──────── Dataset rows
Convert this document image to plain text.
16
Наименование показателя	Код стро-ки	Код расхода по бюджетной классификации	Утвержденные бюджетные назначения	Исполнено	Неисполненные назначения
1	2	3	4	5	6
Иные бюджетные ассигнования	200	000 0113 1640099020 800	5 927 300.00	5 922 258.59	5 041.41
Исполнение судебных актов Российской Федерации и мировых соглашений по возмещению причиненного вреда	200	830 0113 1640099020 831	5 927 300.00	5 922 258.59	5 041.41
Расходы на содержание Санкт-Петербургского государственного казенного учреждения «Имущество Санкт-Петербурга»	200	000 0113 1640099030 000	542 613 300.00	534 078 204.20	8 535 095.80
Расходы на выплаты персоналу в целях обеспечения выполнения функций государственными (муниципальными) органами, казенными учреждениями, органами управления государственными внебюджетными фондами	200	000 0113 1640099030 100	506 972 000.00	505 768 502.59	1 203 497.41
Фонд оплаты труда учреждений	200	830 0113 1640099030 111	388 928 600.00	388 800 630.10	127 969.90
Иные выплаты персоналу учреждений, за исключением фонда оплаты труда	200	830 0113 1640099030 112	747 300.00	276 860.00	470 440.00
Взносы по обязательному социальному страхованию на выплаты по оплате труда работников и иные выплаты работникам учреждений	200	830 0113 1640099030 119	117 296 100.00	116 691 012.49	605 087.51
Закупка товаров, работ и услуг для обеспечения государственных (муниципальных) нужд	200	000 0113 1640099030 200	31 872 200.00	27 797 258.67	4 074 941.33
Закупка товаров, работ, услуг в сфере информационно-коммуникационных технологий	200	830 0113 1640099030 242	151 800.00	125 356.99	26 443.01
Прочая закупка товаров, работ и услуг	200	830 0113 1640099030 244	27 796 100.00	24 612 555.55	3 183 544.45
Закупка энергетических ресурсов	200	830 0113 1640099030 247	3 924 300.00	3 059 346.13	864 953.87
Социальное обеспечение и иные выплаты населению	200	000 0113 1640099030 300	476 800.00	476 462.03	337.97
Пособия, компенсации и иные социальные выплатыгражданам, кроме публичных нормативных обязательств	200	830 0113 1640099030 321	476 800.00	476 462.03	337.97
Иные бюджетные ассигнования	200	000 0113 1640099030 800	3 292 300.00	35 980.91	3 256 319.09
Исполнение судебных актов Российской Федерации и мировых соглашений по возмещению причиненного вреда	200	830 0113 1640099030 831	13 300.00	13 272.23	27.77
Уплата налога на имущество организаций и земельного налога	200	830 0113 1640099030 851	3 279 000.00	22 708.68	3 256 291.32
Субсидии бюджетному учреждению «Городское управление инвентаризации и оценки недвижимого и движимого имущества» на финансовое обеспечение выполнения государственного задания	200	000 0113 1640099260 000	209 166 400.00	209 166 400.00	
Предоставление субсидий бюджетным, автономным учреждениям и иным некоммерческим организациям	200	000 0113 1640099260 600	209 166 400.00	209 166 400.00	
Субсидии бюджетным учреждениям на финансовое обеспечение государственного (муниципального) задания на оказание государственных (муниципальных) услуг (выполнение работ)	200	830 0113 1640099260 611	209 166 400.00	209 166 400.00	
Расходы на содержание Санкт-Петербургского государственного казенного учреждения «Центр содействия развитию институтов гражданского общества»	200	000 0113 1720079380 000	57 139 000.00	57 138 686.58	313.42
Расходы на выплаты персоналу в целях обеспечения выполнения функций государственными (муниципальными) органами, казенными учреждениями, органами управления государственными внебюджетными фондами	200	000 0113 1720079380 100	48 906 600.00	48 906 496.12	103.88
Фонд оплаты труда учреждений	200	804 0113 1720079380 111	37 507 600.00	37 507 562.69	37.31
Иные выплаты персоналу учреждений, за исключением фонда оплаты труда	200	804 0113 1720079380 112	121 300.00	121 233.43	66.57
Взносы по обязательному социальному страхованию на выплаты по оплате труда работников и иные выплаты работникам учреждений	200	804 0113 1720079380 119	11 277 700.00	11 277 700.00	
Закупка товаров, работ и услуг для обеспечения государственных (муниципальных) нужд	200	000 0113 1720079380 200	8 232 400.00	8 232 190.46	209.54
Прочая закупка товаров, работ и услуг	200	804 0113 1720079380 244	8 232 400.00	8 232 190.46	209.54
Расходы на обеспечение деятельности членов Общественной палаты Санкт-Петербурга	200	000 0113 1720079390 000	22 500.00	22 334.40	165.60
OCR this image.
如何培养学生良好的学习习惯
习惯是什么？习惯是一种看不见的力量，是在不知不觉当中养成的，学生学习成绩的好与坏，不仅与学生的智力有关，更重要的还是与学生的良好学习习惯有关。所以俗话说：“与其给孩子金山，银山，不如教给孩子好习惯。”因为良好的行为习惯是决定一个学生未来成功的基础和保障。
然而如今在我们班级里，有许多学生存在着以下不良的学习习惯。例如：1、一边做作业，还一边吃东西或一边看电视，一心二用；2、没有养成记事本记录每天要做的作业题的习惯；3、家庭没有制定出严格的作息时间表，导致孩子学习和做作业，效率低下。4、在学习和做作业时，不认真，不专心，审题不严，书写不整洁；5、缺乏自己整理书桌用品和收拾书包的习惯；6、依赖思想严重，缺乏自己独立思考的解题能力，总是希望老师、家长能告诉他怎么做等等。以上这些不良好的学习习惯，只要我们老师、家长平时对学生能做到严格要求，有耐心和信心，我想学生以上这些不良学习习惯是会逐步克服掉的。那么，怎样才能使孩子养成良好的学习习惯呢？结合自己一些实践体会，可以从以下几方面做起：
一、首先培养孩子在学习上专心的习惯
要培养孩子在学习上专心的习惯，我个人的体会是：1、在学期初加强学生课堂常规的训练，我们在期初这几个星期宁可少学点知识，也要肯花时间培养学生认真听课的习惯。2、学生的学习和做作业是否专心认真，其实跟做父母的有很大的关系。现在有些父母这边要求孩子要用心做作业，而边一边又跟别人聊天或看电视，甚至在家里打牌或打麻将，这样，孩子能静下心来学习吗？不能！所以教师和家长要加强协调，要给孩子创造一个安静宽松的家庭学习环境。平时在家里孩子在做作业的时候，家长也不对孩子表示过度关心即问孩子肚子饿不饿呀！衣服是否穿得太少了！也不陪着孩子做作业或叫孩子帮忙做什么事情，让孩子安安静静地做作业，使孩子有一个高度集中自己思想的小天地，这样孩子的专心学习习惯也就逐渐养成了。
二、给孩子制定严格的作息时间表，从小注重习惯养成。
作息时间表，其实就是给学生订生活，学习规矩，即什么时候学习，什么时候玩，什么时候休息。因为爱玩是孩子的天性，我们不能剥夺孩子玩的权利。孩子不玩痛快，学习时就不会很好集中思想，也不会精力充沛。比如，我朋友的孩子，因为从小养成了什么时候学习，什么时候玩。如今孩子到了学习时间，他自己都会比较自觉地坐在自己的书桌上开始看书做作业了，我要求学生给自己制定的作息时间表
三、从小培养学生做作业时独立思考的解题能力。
────────────────
What is expected |
Copy out every line holding the string "казенного".

Response |
Расходы на содержание Санкт-Петербургского государственного казенного учреждения «Имущество Санкт-Петербурга»	200	000 0113 1640099030 000	542 613 300.00	534 078 204.20	8 535 095.80
Расходы на содержание Санкт-Петербургского государственного казенного учреждения «Центр содействия развитию институтов гражданского общества»	200	000 0113 1720079380 000	57 139 000.00	57 138 686.58	313.42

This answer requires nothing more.